### Set task
Extract every record, exactly as written, and ignore the pictures.

____ Raw records

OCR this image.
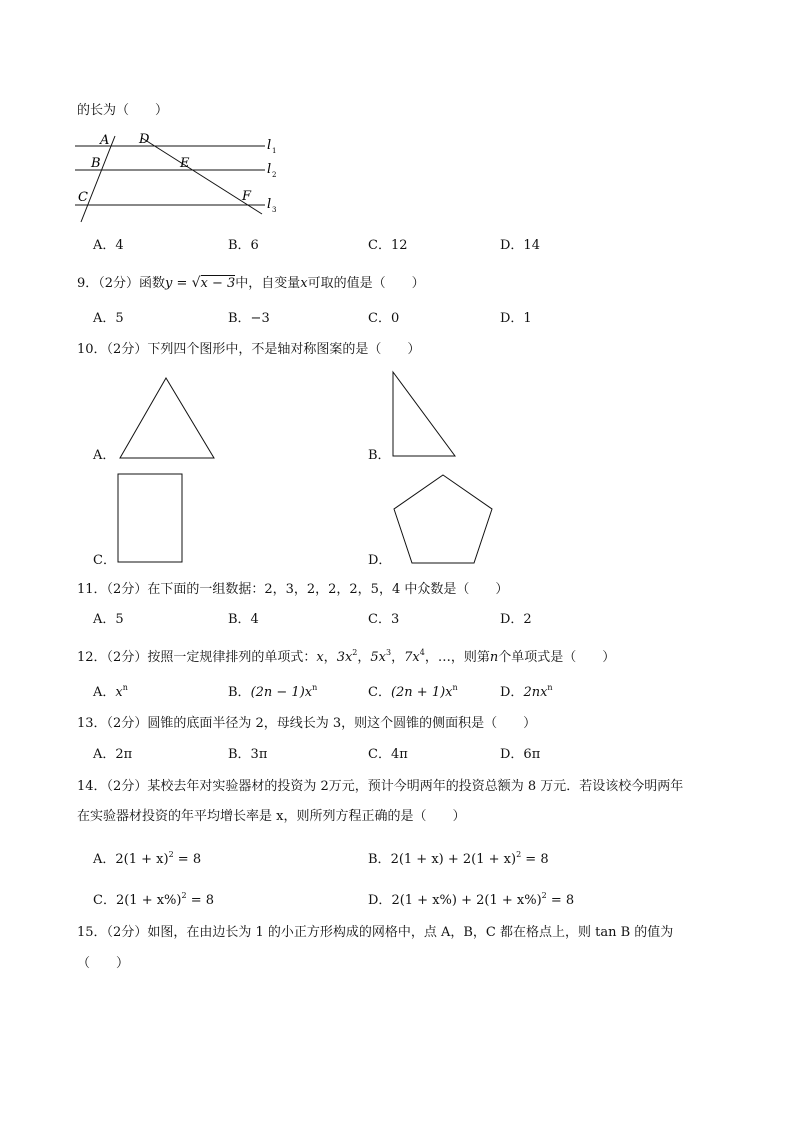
的长为（　　）
A D
B	E
C	F
l 1
l 2
l 3
A．4	B．6	C．12	D．14
9．（2分）函数y = √x − 3中，自变量x可取的值是（　　）
A．5	B．−3	C．0	D．1
10．（2分）下列四个图形中，不是轴对称图案的是（　　）
A．	B．
C．	D．
11．（2分）在下面的一组数据：2，3，2，2，2，5，4 中众数是（　　）
A．5	B．4	C．3	D．2
12．（2分）按照一定规律排列的单项式：x，$3x^2$，$5x^3$，$7x^4$，…，则第n个单项式是（　　）
A．$x^n$	B．$(2n - 1)x^n$	C．$(2n + 1)x^n$	D．$2nx^n$
13．（2分）圆锥的底面半径为 2，母线长为 3，则这个圆锥的侧面积是（　　）
A．2π	B．3π	C．4π	D．6π
14．（2分）某校去年对实验器材的投资为 2万元，预计今明两年的投资总额为 8 万元．若设该校今明两年
在实验器材投资的年平均增长率是 x，则所列方程正确的是（　　）
A．$2(1 + x)^2 = 8$	B．$2(1 + x) + 2(1 + x)^2 = 8$
C．$2(1 + x\%)^2 = 8$	D．$2(1 + x\%) + 2(1 + x\%)^2 = 8$
15．（2分）如图，在由边长为 1 的小正方形构成的网格中，点 A，B，C 都在格点上，则 tan B 的值为
（　　）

________

### Finished answer
OCR this image.
的长为（　　）
A D
B	E
C	F
l 1
l 2
l 3
A．4	B．6	C．12	D．14
9．（2分）函数y = √x − 3中，自变量x可取的值是（　　）
A．5	B．−3	C．0	D．1
10．（2分）下列四个图形中，不是轴对称图案的是（　　）
A．	B．
C．	D．
11．（2分）在下面的一组数据：2，3，2，2，2，5，4 中众数是（　　）
A．5	B．4	C．3	D．2
12．（2分）按照一定规律排列的单项式：x，$3x^2$，$5x^3$，$7x^4$，…，则第n个单项式是（　　）
A．$x^n$	B．$(2n - 1)x^n$	C．$(2n + 1)x^n$	D．$2nx^n$
13．（2分）圆锥的底面半径为 2，母线长为 3，则这个圆锥的侧面积是（　　）
A．2π	B．3π	C．4π	D．6π
14．（2分）某校去年对实验器材的投资为 2万元，预计今明两年的投资总额为 8 万元．若设该校今明两年
在实验器材投资的年平均增长率是 x，则所列方程正确的是（　　）
A．$2(1 + x)^2 = 8$	B．$2(1 + x) + 2(1 + x)^2 = 8$
C．$2(1 + x\%)^2 = 8$	D．$2(1 + x\%) + 2(1 + x\%)^2 = 8$
15．（2分）如图，在由边长为 1 的小正方形构成的网格中，点 A，B，C 都在格点上，则 tan B 的值为
（　　）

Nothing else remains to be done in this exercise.